GIVEN EXERCISE:
The entries that follow should be written out exactly.

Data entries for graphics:
* * * *
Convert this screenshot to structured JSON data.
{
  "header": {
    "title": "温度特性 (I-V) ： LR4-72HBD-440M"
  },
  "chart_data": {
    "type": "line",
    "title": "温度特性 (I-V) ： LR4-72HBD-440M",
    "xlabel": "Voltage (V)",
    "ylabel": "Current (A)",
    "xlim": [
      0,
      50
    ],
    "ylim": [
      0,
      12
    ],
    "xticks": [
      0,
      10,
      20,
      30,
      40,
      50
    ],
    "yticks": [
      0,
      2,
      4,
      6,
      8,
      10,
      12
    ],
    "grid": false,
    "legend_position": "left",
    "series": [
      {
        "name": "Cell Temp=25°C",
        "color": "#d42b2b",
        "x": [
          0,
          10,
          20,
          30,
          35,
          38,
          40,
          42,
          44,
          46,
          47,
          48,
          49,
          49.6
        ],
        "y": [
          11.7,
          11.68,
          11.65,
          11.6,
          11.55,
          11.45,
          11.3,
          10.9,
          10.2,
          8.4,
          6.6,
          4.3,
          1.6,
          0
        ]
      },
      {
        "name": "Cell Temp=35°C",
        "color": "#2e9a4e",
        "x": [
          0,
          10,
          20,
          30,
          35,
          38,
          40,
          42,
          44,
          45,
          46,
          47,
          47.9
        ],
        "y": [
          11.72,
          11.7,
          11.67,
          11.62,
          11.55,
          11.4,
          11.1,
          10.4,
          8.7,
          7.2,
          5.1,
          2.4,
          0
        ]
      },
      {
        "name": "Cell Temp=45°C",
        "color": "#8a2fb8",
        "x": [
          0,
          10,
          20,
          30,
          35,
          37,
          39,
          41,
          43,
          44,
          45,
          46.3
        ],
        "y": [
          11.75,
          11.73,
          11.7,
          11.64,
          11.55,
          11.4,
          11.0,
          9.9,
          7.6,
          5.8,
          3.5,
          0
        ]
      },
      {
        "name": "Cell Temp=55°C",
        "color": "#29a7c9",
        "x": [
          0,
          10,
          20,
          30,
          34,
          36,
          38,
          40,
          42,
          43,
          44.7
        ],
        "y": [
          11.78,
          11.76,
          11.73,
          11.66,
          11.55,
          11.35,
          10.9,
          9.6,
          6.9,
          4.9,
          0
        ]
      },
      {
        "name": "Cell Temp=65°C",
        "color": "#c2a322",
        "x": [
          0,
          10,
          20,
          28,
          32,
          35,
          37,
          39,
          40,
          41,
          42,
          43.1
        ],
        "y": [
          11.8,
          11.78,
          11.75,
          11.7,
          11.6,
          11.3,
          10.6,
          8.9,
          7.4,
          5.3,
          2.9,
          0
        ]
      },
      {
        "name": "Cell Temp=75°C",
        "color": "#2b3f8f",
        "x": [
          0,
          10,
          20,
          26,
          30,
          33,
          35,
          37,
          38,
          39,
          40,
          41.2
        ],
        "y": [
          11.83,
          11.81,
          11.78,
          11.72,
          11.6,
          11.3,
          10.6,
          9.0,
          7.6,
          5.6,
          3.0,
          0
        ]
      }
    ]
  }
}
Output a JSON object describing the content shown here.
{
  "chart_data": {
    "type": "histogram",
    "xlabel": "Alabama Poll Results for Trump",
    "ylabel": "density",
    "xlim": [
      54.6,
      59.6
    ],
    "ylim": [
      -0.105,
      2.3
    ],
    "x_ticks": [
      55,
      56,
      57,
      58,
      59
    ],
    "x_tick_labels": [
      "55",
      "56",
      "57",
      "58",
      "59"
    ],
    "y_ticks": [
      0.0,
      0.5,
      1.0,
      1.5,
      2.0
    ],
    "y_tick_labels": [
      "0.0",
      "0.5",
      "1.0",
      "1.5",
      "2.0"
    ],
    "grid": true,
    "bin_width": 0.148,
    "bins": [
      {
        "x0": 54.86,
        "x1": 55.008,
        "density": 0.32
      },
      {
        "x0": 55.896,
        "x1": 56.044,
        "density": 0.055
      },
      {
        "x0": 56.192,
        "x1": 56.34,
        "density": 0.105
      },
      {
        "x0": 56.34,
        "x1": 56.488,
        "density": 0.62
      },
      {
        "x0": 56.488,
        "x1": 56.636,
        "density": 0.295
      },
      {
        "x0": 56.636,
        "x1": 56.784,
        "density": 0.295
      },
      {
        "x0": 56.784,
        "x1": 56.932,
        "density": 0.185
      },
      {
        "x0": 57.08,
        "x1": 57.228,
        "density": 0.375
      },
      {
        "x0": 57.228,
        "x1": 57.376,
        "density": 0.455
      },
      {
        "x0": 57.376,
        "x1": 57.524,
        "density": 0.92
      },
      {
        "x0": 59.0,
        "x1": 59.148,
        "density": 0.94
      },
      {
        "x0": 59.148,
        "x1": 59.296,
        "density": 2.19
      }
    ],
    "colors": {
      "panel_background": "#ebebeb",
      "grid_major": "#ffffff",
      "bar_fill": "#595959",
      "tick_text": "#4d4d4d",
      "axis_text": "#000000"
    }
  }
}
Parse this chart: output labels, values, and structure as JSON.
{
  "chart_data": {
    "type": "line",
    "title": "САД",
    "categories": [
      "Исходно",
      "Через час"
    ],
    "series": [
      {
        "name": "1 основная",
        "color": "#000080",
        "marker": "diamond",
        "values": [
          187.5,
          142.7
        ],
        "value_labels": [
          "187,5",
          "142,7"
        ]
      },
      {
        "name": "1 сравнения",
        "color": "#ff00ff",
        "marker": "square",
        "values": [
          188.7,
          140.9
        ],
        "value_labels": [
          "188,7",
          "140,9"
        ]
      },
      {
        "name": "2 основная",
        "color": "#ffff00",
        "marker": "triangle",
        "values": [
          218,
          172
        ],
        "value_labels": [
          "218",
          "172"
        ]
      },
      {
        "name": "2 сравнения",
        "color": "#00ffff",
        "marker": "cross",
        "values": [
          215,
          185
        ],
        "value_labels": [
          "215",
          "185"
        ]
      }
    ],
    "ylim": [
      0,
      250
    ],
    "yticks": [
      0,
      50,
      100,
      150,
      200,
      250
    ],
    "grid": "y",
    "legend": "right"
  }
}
* * * *
THE RESPONSE:
Convert this screenshot to structured JSON data.
{
  "header": {
    "title": "温度特性 (I-V) ： LR4-72HBD-440M"
  },
  "chart_data": {
    "type": "line",
    "title": "温度特性 (I-V) ： LR4-72HBD-440M",
    "xlabel": "Voltage (V)",
    "ylabel": "Current (A)",
    "xlim": [
      0,
      50
    ],
    "ylim": [
      0,
      12
    ],
    "xticks": [
      0,
      10,
      20,
      30,
      40,
      50
    ],
    "yticks": [
      0,
      2,
      4,
      6,
      8,
      10,
      12
    ],
    "grid": false,
    "legend_position": "left",
    "series": [
      {
        "name": "Cell Temp=25°C",
        "color": "#d42b2b",
        "x": [
          0,
          10,
          20,
          30,
          35,
          38,
          40,
          42,
          44,
          46,
          47,
          48,
          49,
          49.6
        ],
        "y": [
          11.7,
          11.68,
          11.65,
          11.6,
          11.55,
          11.45,
          11.3,
          10.9,
          10.2,
          8.4,
          6.6,
          4.3,
          1.6,
          0
        ]
      },
      {
        "name": "Cell Temp=35°C",
        "color": "#2e9a4e",
        "x": [
          0,
          10,
          20,
          30,
          35,
          38,
          40,
          42,
          44,
          45,
          46,
          47,
          47.9
        ],
        "y": [
          11.72,
          11.7,
          11.67,
          11.62,
          11.55,
          11.4,
          11.1,
          10.4,
          8.7,
          7.2,
          5.1,
          2.4,
          0
        ]
      },
      {
        "name": "Cell Temp=45°C",
        "color": "#8a2fb8",
        "x": [
          0,
          10,
          20,
          30,
          35,
          37,
          39,
          41,
          43,
          44,
          45,
          46.3
        ],
        "y": [
          11.75,
          11.73,
          11.7,
          11.64,
          11.55,
          11.4,
          11.0,
          9.9,
          7.6,
          5.8,
          3.5,
          0
        ]
      },
      {
        "name": "Cell Temp=55°C",
        "color": "#29a7c9",
        "x": [
          0,
          10,
          20,
          30,
          34,
          36,
          38,
          40,
          42,
          43,
          44.7
        ],
        "y": [
          11.78,
          11.76,
          11.73,
          11.66,
          11.55,
          11.35,
          10.9,
          9.6,
          6.9,
          4.9,
          0
        ]
      },
      {
        "name": "Cell Temp=65°C",
        "color": "#c2a322",
        "x": [
          0,
          10,
          20,
          28,
          32,
          35,
          37,
          39,
          40,
          41,
          42,
          43.1
        ],
        "y": [
          11.8,
          11.78,
          11.75,
          11.7,
          11.6,
          11.3,
          10.6,
          8.9,
          7.4,
          5.3,
          2.9,
          0
        ]
      },
      {
        "name": "Cell Temp=75°C",
        "color": "#2b3f8f",
        "x": [
          0,
          10,
          20,
          26,
          30,
          33,
          35,
          37,
          38,
          39,
          40,
          41.2
        ],
        "y": [
          11.83,
          11.81,
          11.78,
          11.72,
          11.6,
          11.3,
          10.6,
          9.0,
          7.6,
          5.6,
          3.0,
          0
        ]
      }
    ]
  }
}
Output a JSON object describing the content shown here.
{
  "chart_data": {
    "type": "histogram",
    "xlabel": "Alabama Poll Results for Trump",
    "ylabel": "density",
    "xlim": [
      54.6,
      59.6
    ],
    "ylim": [
      -0.105,
      2.3
    ],
    "x_ticks": [
      55,
      56,
      57,
      58,
      59
    ],
    "x_tick_labels": [
      "55",
      "56",
      "57",
      "58",
      "59"
    ],
    "y_ticks": [
      0.0,
      0.5,
      1.0,
      1.5,
      2.0
    ],
    "y_tick_labels": [
      "0.0",
      "0.5",
      "1.0",
      "1.5",
      "2.0"
    ],
    "grid": true,
    "bin_width": 0.148,
    "bins": [
      {
        "x0": 54.86,
        "x1": 55.008,
        "density": 0.32
      },
      {
        "x0": 55.896,
        "x1": 56.044,
        "density": 0.055
      },
      {
        "x0": 56.192,
        "x1": 56.34,
        "density": 0.105
      },
      {
        "x0": 56.34,
        "x1": 56.488,
        "density": 0.62
      },
      {
        "x0": 56.488,
        "x1": 56.636,
        "density": 0.295
      },
      {
        "x0": 56.636,
        "x1": 56.784,
        "density": 0.295
      },
      {
        "x0": 56.784,
        "x1": 56.932,
        "density": 0.185
      },
      {
        "x0": 57.08,
        "x1": 57.228,
        "density": 0.375
      },
      {
        "x0": 57.228,
        "x1": 57.376,
        "density": 0.455
      },
      {
        "x0": 57.376,
        "x1": 57.524,
        "density": 0.92
      },
      {
        "x0": 59.0,
        "x1": 59.148,
        "density": 0.94
      },
      {
        "x0": 59.148,
        "x1": 59.296,
        "density": 2.19
      }
    ],
    "colors": {
      "panel_background": "#ebebeb",
      "grid_major": "#ffffff",
      "bar_fill": "#595959",
      "tick_text": "#4d4d4d",
      "axis_text": "#000000"
    }
  }
}
Parse this chart: output labels, values, and structure as JSON.
{
  "chart_data": {
    "type": "line",
    "title": "САД",
    "categories": [
      "Исходно",
      "Через час"
    ],
    "series": [
      {
        "name": "1 основная",
        "color": "#000080",
        "marker": "diamond",
        "values": [
          187.5,
          142.7
        ],
        "value_labels": [
          "187,5",
          "142,7"
        ]
      },
      {
        "name": "1 сравнения",
        "color": "#ff00ff",
        "marker": "square",
        "values": [
          188.7,
          140.9
        ],
        "value_labels": [
          "188,7",
          "140,9"
        ]
      },
      {
        "name": "2 основная",
        "color": "#ffff00",
        "marker": "triangle",
        "values": [
          218,
          172
        ],
        "value_labels": [
          "218",
          "172"
        ]
      },
      {
        "name": "2 сравнения",
        "color": "#00ffff",
        "marker": "cross",
        "values": [
          215,
          185
        ],
        "value_labels": [
          "215",
          "185"
        ]
      }
    ],
    "ylim": [
      0,
      250
    ],
    "yticks": [
      0,
      50,
      100,
      150,
      200,
      250
    ],
    "grid": "y",
    "legend": "right"
  }
}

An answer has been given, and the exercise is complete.